*AIM OF THE EXERCISE*
Look through the lines and report how many include the word "Adicionar", giving nothing but the number.
----- RECORDS TO USE -----
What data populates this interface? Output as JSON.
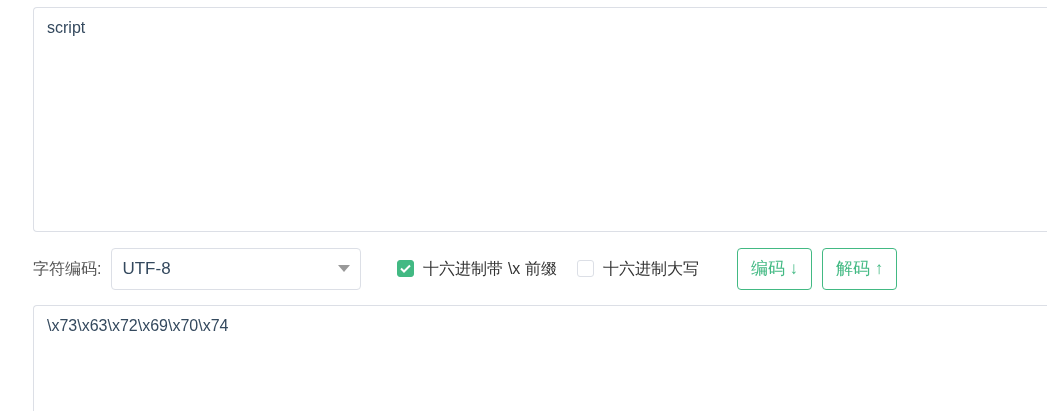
{
  "input": {
    "value": "script"
  },
  "options": {
    "charset_label": "字符编码:",
    "charset": "UTF-8",
    "checkboxes": [
      {
        "label": "十六进制带 \\x 前缀",
        "checked": true
      },
      {
        "label": "十六进制大写",
        "checked": false
      }
    ],
    "buttons": [
      {
        "label": "编码",
        "arrow": "↓"
      },
      {
        "label": "解码",
        "arrow": "↑"
      }
    ]
  },
  "output": {
    "value": "\\x73\\x63\\x72\\x69\\x70\\x74"
  }
}
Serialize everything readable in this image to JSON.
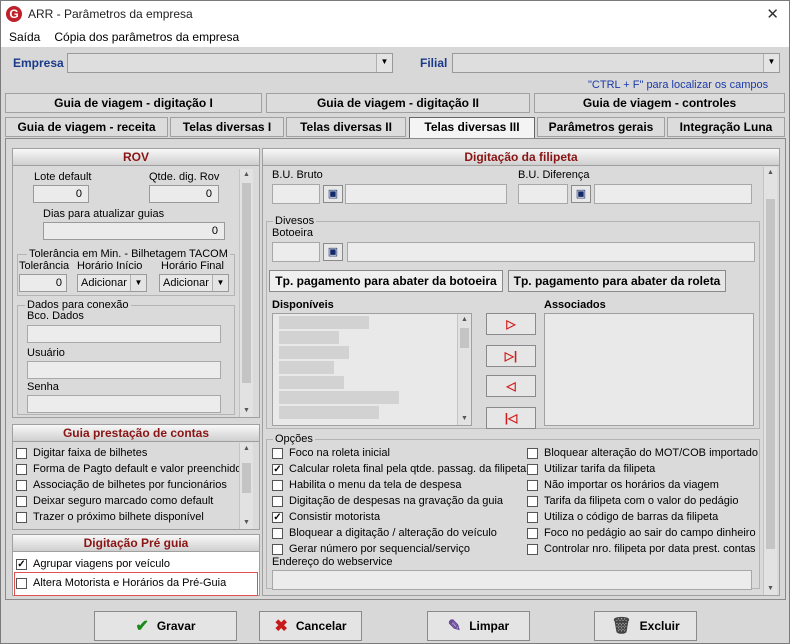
{
  "window": {
    "title": "ARR - Parâmetros da empresa",
    "close": "✕"
  },
  "menu": [
    "Saída",
    "Cópia dos parâmetros da empresa"
  ],
  "header": {
    "empresa_label": "Empresa",
    "filial_label": "Filial",
    "hint": "\"CTRL + F\" para localizar os campos"
  },
  "tabs_row1": [
    "Guia de viagem - digitação I",
    "Guia de viagem - digitação II",
    "Guia de viagem - controles"
  ],
  "tabs_row2": [
    "Guia de viagem - receita",
    "Telas diversas I",
    "Telas diversas II",
    "Telas diversas III",
    "Parâmetros gerais",
    "Integração Luna"
  ],
  "rov": {
    "title": "ROV",
    "lote_label": "Lote default",
    "lote_value": "0",
    "qtde_label": "Qtde. dig. Rov",
    "qtde_value": "0",
    "dias_label": "Dias para atualizar guias",
    "dias_value": "0",
    "tolerancia_group": "Tolerância em Min. - Bilhetagem TACOM",
    "tolerancia_label": "Tolerância",
    "tolerancia_value": "0",
    "inicio_label": "Horário Início",
    "inicio_value": "Adicionar",
    "final_label": "Horário Final",
    "final_value": "Adicionar",
    "conexao_group": "Dados para conexão",
    "bco_label": "Bco. Dados",
    "usuario_label": "Usuário",
    "senha_label": "Senha"
  },
  "prestacao": {
    "title": "Guia prestação de contas",
    "items": [
      {
        "label": "Digitar faixa de bilhetes",
        "checked": false
      },
      {
        "label": "Forma de Pagto default e valor preenchido",
        "checked": false
      },
      {
        "label": "Associação de bilhetes por funcionários",
        "checked": false
      },
      {
        "label": "Deixar seguro marcado como default",
        "checked": false
      },
      {
        "label": "Trazer o próximo bilhete disponível",
        "checked": false
      }
    ]
  },
  "preguia": {
    "title": "Digitação Pré guia",
    "items": [
      {
        "label": "Agrupar viagens por veículo",
        "checked": true
      },
      {
        "label": "Altera Motorista e Horários da Pré-Guia",
        "checked": false
      }
    ]
  },
  "filipeta": {
    "title": "Digitação da filipeta",
    "bu_bruto_label": "B.U. Bruto",
    "bu_diferenca_label": "B.U. Diferença",
    "diversos_group": "Divesos",
    "botoeira_label": "Botoeira",
    "pagto_botoeira_btn": "Tp. pagamento para abater da botoeira",
    "pagto_roleta_btn": "Tp. pagamento para abater da roleta",
    "disponiveis_label": "Disponíveis",
    "associados_label": "Associados",
    "nav": [
      "▷",
      "▷|",
      "◁",
      "|◁"
    ],
    "opcoes_group": "Opções",
    "opcoes_left": [
      {
        "label": "Foco na roleta inicial",
        "checked": false
      },
      {
        "label": "Calcular roleta final pela qtde. passag. da filipeta",
        "checked": true
      },
      {
        "label": "Habilita o menu da tela de despesa",
        "checked": false
      },
      {
        "label": "Digitação de despesas na gravação da guia",
        "checked": false
      },
      {
        "label": "Consistir motorista",
        "checked": true
      },
      {
        "label": "Bloquear a digitação / alteração do veículo",
        "checked": false
      },
      {
        "label": "Gerar número por sequencial/serviço",
        "checked": false
      }
    ],
    "opcoes_right": [
      {
        "label": "Bloquear alteração do MOT/COB importado",
        "checked": false
      },
      {
        "label": "Utilizar tarifa da filipeta",
        "checked": false
      },
      {
        "label": "Não importar os horários da viagem",
        "checked": false
      },
      {
        "label": "Tarifa da filipeta com o valor do pedágio",
        "checked": false
      },
      {
        "label": "Utiliza o código de barras da filipeta",
        "checked": false
      },
      {
        "label": "Foco no pedágio ao sair do campo dinheiro",
        "checked": false
      },
      {
        "label": "Controlar nro. filipeta por data prest. contas",
        "checked": false
      }
    ],
    "webservice_label": "Endereço do webservice"
  },
  "footer": {
    "gravar": "Gravar",
    "cancelar": "Cancelar",
    "limpar": "Limpar",
    "excluir": "Excluir"
  }
}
-----
*SOLUTION FOR THIS PROBLEM*
2